Each entry has to be copied exactly, with nothing missed.

-*-

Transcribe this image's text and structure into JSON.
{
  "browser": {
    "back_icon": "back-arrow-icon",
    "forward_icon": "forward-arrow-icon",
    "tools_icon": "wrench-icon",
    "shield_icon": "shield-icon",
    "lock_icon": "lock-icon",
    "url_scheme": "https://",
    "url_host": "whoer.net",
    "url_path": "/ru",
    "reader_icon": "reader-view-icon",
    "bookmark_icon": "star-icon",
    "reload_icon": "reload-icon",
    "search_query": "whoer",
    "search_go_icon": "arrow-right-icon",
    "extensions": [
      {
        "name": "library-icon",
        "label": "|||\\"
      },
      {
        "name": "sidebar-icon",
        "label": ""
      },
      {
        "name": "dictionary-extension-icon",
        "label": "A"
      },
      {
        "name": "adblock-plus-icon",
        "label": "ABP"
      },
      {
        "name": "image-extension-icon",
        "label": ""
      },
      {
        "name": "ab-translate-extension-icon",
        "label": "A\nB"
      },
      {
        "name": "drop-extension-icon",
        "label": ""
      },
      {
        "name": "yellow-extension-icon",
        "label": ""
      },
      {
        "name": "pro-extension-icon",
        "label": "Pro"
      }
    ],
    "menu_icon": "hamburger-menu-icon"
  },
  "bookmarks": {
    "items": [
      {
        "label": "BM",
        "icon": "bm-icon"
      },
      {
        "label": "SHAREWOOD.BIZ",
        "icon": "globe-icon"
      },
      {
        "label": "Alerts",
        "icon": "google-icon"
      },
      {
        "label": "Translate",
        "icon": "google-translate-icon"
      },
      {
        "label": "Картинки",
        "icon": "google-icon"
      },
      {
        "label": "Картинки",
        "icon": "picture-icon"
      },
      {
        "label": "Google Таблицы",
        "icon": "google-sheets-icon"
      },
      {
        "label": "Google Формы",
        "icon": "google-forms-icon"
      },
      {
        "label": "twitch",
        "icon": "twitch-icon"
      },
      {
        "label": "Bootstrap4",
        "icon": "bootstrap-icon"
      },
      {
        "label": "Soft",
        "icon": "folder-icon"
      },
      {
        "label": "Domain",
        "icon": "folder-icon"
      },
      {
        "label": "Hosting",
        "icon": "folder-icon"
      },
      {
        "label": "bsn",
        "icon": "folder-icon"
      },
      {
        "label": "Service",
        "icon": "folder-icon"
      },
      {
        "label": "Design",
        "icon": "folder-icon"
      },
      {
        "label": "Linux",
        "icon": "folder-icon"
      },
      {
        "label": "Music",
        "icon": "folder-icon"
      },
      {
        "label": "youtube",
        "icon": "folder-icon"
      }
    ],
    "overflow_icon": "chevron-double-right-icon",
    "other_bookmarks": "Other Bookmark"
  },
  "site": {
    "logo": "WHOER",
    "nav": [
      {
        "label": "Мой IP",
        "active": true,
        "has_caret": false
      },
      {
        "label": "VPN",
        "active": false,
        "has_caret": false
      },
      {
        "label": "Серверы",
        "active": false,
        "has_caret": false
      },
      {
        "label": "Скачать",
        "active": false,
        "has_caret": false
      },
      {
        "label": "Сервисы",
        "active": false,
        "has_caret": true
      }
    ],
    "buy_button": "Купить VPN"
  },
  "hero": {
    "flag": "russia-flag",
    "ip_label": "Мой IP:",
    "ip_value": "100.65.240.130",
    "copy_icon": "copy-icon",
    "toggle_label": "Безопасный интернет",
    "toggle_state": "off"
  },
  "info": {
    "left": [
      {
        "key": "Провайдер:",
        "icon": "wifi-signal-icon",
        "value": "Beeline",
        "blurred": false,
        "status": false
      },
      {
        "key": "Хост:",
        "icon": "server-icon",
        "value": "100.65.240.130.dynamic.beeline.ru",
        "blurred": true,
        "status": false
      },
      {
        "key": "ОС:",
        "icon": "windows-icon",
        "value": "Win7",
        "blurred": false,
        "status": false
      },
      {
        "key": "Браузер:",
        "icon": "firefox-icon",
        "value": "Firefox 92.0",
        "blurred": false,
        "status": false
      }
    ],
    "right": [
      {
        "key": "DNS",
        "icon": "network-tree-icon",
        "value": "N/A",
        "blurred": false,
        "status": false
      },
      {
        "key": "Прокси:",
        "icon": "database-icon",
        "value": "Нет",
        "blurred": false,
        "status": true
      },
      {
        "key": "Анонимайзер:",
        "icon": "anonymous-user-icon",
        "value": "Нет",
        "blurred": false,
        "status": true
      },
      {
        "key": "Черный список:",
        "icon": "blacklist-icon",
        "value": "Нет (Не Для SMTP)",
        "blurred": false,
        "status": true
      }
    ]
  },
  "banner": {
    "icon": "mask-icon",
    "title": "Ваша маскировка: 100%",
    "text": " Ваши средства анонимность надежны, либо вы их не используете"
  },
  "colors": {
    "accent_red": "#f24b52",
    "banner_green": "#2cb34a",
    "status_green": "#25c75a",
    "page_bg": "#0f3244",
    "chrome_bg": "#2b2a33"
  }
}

-*-

| Written answer |
Transcribe this image's text and structure into JSON.
{
  "browser": {
    "back_icon": "back-arrow-icon",
    "forward_icon": "forward-arrow-icon",
    "tools_icon": "wrench-icon",
    "shield_icon": "shield-icon",
    "lock_icon": "lock-icon",
    "url_scheme": "https://",
    "url_host": "whoer.net",
    "url_path": "/ru",
    "reader_icon": "reader-view-icon",
    "bookmark_icon": "star-icon",
    "reload_icon": "reload-icon",
    "search_query": "whoer",
    "search_go_icon": "arrow-right-icon",
    "extensions": [
      {
        "name": "library-icon",
        "label": "|||\\"
      },
      {
        "name": "sidebar-icon",
        "label": ""
      },
      {
        "name": "dictionary-extension-icon",
        "label": "A"
      },
      {
        "name": "adblock-plus-icon",
        "label": "ABP"
      },
      {
        "name": "image-extension-icon",
        "label": ""
      },
      {
        "name": "ab-translate-extension-icon",
        "label": "A\nB"
      },
      {
        "name": "drop-extension-icon",
        "label": ""
      },
      {
        "name": "yellow-extension-icon",
        "label": ""
      },
      {
        "name": "pro-extension-icon",
        "label": "Pro"
      }
    ],
    "menu_icon": "hamburger-menu-icon"
  },
  "bookmarks": {
    "items": [
      {
        "label": "BM",
        "icon": "bm-icon"
      },
      {
        "label": "SHAREWOOD.BIZ",
        "icon": "globe-icon"
      },
      {
        "label": "Alerts",
        "icon": "google-icon"
      },
      {
        "label": "Translate",
        "icon": "google-translate-icon"
      },
      {
        "label": "Картинки",
        "icon": "google-icon"
      },
      {
        "label": "Картинки",
        "icon": "picture-icon"
      },
      {
        "label": "Google Таблицы",
        "icon": "google-sheets-icon"
      },
      {
        "label": "Google Формы",
        "icon": "google-forms-icon"
      },
      {
        "label": "twitch",
        "icon": "twitch-icon"
      },
      {
        "label": "Bootstrap4",
        "icon": "bootstrap-icon"
      },
      {
        "label": "Soft",
        "icon": "folder-icon"
      },
      {
        "label": "Domain",
        "icon": "folder-icon"
      },
      {
        "label": "Hosting",
        "icon": "folder-icon"
      },
      {
        "label": "bsn",
        "icon": "folder-icon"
      },
      {
        "label": "Service",
        "icon": "folder-icon"
      },
      {
        "label": "Design",
        "icon": "folder-icon"
      },
      {
        "label": "Linux",
        "icon": "folder-icon"
      },
      {
        "label": "Music",
        "icon": "folder-icon"
      },
      {
        "label": "youtube",
        "icon": "folder-icon"
      }
    ],
    "overflow_icon": "chevron-double-right-icon",
    "other_bookmarks": "Other Bookmark"
  },
  "site": {
    "logo": "WHOER",
    "nav": [
      {
        "label": "Мой IP",
        "active": true,
        "has_caret": false
      },
      {
        "label": "VPN",
        "active": false,
        "has_caret": false
      },
      {
        "label": "Серверы",
        "active": false,
        "has_caret": false
      },
      {
        "label": "Скачать",
        "active": false,
        "has_caret": false
      },
      {
        "label": "Сервисы",
        "active": false,
        "has_caret": true
      }
    ],
    "buy_button": "Купить VPN"
  },
  "hero": {
    "flag": "russia-flag",
    "ip_label": "Мой IP:",
    "ip_value": "100.65.240.130",
    "copy_icon": "copy-icon",
    "toggle_label": "Безопасный интернет",
    "toggle_state": "off"
  },
  "info": {
    "left": [
      {
        "key": "Провайдер:",
        "icon": "wifi-signal-icon",
        "value": "Beeline",
        "blurred": false,
        "status": false
      },
      {
        "key": "Хост:",
        "icon": "server-icon",
        "value": "100.65.240.130.dynamic.beeline.ru",
        "blurred": true,
        "status": false
      },
      {
        "key": "ОС:",
        "icon": "windows-icon",
        "value": "Win7",
        "blurred": false,
        "status": false
      },
      {
        "key": "Браузер:",
        "icon": "firefox-icon",
        "value": "Firefox 92.0",
        "blurred": false,
        "status": false
      }
    ],
    "right": [
      {
        "key": "DNS",
        "icon": "network-tree-icon",
        "value": "N/A",
        "blurred": false,
        "status": false
      },
      {
        "key": "Прокси:",
        "icon": "database-icon",
        "value": "Нет",
        "blurred": false,
        "status": true
      },
      {
        "key": "Анонимайзер:",
        "icon": "anonymous-user-icon",
        "value": "Нет",
        "blurred": false,
        "status": true
      },
      {
        "key": "Черный список:",
        "icon": "blacklist-icon",
        "value": "Нет (Не Для SMTP)",
        "blurred": false,
        "status": true
      }
    ]
  },
  "banner": {
    "icon": "mask-icon",
    "title": "Ваша маскировка: 100%",
    "text": " Ваши средства анонимность надежны, либо вы их не используете"
  },
  "colors": {
    "accent_red": "#f24b52",
    "banner_green": "#2cb34a",
    "status_green": "#25c75a",
    "page_bg": "#0f3244",
    "chrome_bg": "#2b2a33"
  }
}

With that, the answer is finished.